> _Exercise requirements_: Transcribe the records below exactly as they appear.

(Data items)
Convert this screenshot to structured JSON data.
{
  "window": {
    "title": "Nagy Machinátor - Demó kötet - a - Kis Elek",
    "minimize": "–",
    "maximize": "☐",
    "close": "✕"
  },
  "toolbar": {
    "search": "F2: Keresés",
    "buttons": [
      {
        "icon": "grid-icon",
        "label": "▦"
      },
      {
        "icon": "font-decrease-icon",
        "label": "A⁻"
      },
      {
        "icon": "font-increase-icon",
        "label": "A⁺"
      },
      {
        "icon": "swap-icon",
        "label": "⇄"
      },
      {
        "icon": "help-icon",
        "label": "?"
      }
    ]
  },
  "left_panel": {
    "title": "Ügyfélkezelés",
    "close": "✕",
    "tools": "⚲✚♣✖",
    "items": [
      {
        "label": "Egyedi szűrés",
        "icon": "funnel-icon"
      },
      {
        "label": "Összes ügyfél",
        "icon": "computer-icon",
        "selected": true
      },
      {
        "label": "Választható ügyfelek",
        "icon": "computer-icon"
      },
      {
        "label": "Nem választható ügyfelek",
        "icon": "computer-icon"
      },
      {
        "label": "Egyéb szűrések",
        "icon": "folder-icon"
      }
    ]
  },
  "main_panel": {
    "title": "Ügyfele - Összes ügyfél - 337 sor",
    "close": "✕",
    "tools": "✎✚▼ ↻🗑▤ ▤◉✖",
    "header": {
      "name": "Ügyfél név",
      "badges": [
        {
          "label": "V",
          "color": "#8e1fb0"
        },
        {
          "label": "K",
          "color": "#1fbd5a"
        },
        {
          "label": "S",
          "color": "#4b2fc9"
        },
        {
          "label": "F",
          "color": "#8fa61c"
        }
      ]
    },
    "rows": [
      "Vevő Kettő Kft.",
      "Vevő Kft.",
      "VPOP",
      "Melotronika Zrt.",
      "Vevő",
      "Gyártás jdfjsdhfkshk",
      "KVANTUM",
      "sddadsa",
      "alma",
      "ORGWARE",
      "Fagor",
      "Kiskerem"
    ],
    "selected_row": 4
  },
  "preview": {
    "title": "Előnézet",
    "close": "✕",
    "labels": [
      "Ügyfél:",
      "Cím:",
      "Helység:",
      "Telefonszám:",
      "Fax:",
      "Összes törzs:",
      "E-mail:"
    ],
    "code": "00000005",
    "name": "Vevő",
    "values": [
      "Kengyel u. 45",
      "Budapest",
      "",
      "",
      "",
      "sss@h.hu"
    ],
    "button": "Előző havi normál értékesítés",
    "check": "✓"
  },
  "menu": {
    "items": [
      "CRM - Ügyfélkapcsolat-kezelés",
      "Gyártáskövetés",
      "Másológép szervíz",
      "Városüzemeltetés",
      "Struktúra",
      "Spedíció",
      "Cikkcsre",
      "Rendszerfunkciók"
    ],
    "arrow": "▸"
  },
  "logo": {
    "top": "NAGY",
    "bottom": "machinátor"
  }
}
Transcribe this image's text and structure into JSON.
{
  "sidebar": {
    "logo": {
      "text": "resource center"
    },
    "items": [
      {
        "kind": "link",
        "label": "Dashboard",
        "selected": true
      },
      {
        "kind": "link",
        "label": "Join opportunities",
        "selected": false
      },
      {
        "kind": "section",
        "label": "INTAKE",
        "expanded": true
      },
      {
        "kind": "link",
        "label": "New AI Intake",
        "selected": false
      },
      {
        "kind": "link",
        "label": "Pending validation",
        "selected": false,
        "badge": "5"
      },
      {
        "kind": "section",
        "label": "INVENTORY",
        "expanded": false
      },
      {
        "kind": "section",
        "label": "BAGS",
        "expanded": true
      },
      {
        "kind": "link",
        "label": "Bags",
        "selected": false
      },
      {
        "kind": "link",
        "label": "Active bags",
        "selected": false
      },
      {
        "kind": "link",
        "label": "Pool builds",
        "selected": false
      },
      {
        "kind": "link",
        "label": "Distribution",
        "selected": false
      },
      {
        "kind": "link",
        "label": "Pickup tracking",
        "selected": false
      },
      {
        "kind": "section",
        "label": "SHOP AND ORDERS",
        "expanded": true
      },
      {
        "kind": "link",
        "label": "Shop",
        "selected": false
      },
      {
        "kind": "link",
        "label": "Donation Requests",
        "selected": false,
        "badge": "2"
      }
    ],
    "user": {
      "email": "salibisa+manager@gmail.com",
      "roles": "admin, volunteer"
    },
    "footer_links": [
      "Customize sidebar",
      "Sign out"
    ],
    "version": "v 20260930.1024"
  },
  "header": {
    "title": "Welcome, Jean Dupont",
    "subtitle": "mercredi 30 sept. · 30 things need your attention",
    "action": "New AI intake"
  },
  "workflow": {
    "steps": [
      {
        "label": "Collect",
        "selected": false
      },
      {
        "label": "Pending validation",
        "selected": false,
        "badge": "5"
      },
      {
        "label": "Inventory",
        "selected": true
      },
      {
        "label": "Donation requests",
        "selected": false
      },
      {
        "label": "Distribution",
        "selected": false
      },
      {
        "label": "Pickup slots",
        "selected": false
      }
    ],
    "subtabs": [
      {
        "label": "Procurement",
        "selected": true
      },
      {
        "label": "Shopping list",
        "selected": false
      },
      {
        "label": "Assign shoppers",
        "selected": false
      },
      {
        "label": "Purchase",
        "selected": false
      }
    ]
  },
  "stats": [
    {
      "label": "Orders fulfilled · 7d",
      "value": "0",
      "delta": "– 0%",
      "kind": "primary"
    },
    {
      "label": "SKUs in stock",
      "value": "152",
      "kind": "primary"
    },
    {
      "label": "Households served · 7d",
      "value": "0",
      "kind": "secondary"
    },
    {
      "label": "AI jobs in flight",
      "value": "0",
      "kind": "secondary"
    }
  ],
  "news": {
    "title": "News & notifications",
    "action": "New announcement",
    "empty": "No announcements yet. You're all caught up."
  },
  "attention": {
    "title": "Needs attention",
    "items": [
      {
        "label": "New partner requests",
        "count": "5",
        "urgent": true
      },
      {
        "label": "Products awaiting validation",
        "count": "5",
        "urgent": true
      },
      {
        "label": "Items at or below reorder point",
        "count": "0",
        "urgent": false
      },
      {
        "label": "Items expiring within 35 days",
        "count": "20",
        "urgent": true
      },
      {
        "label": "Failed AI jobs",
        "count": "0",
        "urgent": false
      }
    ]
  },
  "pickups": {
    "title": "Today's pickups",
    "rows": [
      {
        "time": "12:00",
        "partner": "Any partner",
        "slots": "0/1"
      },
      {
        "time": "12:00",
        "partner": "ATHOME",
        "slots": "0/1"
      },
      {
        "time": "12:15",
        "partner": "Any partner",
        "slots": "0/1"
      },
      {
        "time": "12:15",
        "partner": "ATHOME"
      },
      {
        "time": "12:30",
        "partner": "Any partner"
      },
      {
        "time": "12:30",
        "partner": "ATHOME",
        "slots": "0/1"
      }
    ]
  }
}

> _Task answer_:
Convert this screenshot to structured JSON data.
{
  "window": {
    "title": "Nagy Machinátor - Demó kötet - a - Kis Elek",
    "minimize": "–",
    "maximize": "☐",
    "close": "✕"
  },
  "toolbar": {
    "search": "F2: Keresés",
    "buttons": [
      {
        "icon": "grid-icon",
        "label": "▦"
      },
      {
        "icon": "font-decrease-icon",
        "label": "A⁻"
      },
      {
        "icon": "font-increase-icon",
        "label": "A⁺"
      },
      {
        "icon": "swap-icon",
        "label": "⇄"
      },
      {
        "icon": "help-icon",
        "label": "?"
      }
    ]
  },
  "left_panel": {
    "title": "Ügyfélkezelés",
    "close": "✕",
    "tools": "⚲✚♣✖",
    "items": [
      {
        "label": "Egyedi szűrés",
        "icon": "funnel-icon"
      },
      {
        "label": "Összes ügyfél",
        "icon": "computer-icon",
        "selected": true
      },
      {
        "label": "Választható ügyfelek",
        "icon": "computer-icon"
      },
      {
        "label": "Nem választható ügyfelek",
        "icon": "computer-icon"
      },
      {
        "label": "Egyéb szűrések",
        "icon": "folder-icon"
      }
    ]
  },
  "main_panel": {
    "title": "Ügyfele - Összes ügyfél - 337 sor",
    "close": "✕",
    "tools": "✎✚▼ ↻🗑▤ ▤◉✖",
    "header": {
      "name": "Ügyfél név",
      "badges": [
        {
          "label": "V",
          "color": "#8e1fb0"
        },
        {
          "label": "K",
          "color": "#1fbd5a"
        },
        {
          "label": "S",
          "color": "#4b2fc9"
        },
        {
          "label": "F",
          "color": "#8fa61c"
        }
      ]
    },
    "rows": [
      "Vevő Kettő Kft.",
      "Vevő Kft.",
      "VPOP",
      "Melotronika Zrt.",
      "Vevő",
      "Gyártás jdfjsdhfkshk",
      "KVANTUM",
      "sddadsa",
      "alma",
      "ORGWARE",
      "Fagor",
      "Kiskerem"
    ],
    "selected_row": 4
  },
  "preview": {
    "title": "Előnézet",
    "close": "✕",
    "labels": [
      "Ügyfél:",
      "Cím:",
      "Helység:",
      "Telefonszám:",
      "Fax:",
      "Összes törzs:",
      "E-mail:"
    ],
    "code": "00000005",
    "name": "Vevő",
    "values": [
      "Kengyel u. 45",
      "Budapest",
      "",
      "",
      "",
      "sss@h.hu"
    ],
    "button": "Előző havi normál értékesítés",
    "check": "✓"
  },
  "menu": {
    "items": [
      "CRM - Ügyfélkapcsolat-kezelés",
      "Gyártáskövetés",
      "Másológép szervíz",
      "Városüzemeltetés",
      "Struktúra",
      "Spedíció",
      "Cikkcsre",
      "Rendszerfunkciók"
    ],
    "arrow": "▸"
  },
  "logo": {
    "top": "NAGY",
    "bottom": "machinátor"
  }
}
Transcribe this image's text and structure into JSON.
{
  "sidebar": {
    "logo": {
      "text": "resource center"
    },
    "items": [
      {
        "kind": "link",
        "label": "Dashboard",
        "selected": true
      },
      {
        "kind": "link",
        "label": "Join opportunities",
        "selected": false
      },
      {
        "kind": "section",
        "label": "INTAKE",
        "expanded": true
      },
      {
        "kind": "link",
        "label": "New AI Intake",
        "selected": false
      },
      {
        "kind": "link",
        "label": "Pending validation",
        "selected": false,
        "badge": "5"
      },
      {
        "kind": "section",
        "label": "INVENTORY",
        "expanded": false
      },
      {
        "kind": "section",
        "label": "BAGS",
        "expanded": true
      },
      {
        "kind": "link",
        "label": "Bags",
        "selected": false
      },
      {
        "kind": "link",
        "label": "Active bags",
        "selected": false
      },
      {
        "kind": "link",
        "label": "Pool builds",
        "selected": false
      },
      {
        "kind": "link",
        "label": "Distribution",
        "selected": false
      },
      {
        "kind": "link",
        "label": "Pickup tracking",
        "selected": false
      },
      {
        "kind": "section",
        "label": "SHOP AND ORDERS",
        "expanded": true
      },
      {
        "kind": "link",
        "label": "Shop",
        "selected": false
      },
      {
        "kind": "link",
        "label": "Donation Requests",
        "selected": false,
        "badge": "2"
      }
    ],
    "user": {
      "email": "salibisa+manager@gmail.com",
      "roles": "admin, volunteer"
    },
    "footer_links": [
      "Customize sidebar",
      "Sign out"
    ],
    "version": "v 20260930.1024"
  },
  "header": {
    "title": "Welcome, Jean Dupont",
    "subtitle": "mercredi 30 sept. · 30 things need your attention",
    "action": "New AI intake"
  },
  "workflow": {
    "steps": [
      {
        "label": "Collect",
        "selected": false
      },
      {
        "label": "Pending validation",
        "selected": false,
        "badge": "5"
      },
      {
        "label": "Inventory",
        "selected": true
      },
      {
        "label": "Donation requests",
        "selected": false
      },
      {
        "label": "Distribution",
        "selected": false
      },
      {
        "label": "Pickup slots",
        "selected": false
      }
    ],
    "subtabs": [
      {
        "label": "Procurement",
        "selected": true
      },
      {
        "label": "Shopping list",
        "selected": false
      },
      {
        "label": "Assign shoppers",
        "selected": false
      },
      {
        "label": "Purchase",
        "selected": false
      }
    ]
  },
  "stats": [
    {
      "label": "Orders fulfilled · 7d",
      "value": "0",
      "delta": "– 0%",
      "kind": "primary"
    },
    {
      "label": "SKUs in stock",
      "value": "152",
      "kind": "primary"
    },
    {
      "label": "Households served · 7d",
      "value": "0",
      "kind": "secondary"
    },
    {
      "label": "AI jobs in flight",
      "value": "0",
      "kind": "secondary"
    }
  ],
  "news": {
    "title": "News & notifications",
    "action": "New announcement",
    "empty": "No announcements yet. You're all caught up."
  },
  "attention": {
    "title": "Needs attention",
    "items": [
      {
        "label": "New partner requests",
        "count": "5",
        "urgent": true
      },
      {
        "label": "Products awaiting validation",
        "count": "5",
        "urgent": true
      },
      {
        "label": "Items at or below reorder point",
        "count": "0",
        "urgent": false
      },
      {
        "label": "Items expiring within 35 days",
        "count": "20",
        "urgent": true
      },
      {
        "label": "Failed AI jobs",
        "count": "0",
        "urgent": false
      }
    ]
  },
  "pickups": {
    "title": "Today's pickups",
    "rows": [
      {
        "time": "12:00",
        "partner": "Any partner",
        "slots": "0/1"
      },
      {
        "time": "12:00",
        "partner": "ATHOME",
        "slots": "0/1"
      },
      {
        "time": "12:15",
        "partner": "Any partner",
        "slots": "0/1"
      },
      {
        "time": "12:15",
        "partner": "ATHOME"
      },
      {
        "time": "12:30",
        "partner": "Any partner"
      },
      {
        "time": "12:30",
        "partner": "ATHOME",
        "slots": "0/1"
      }
    ]
  }
}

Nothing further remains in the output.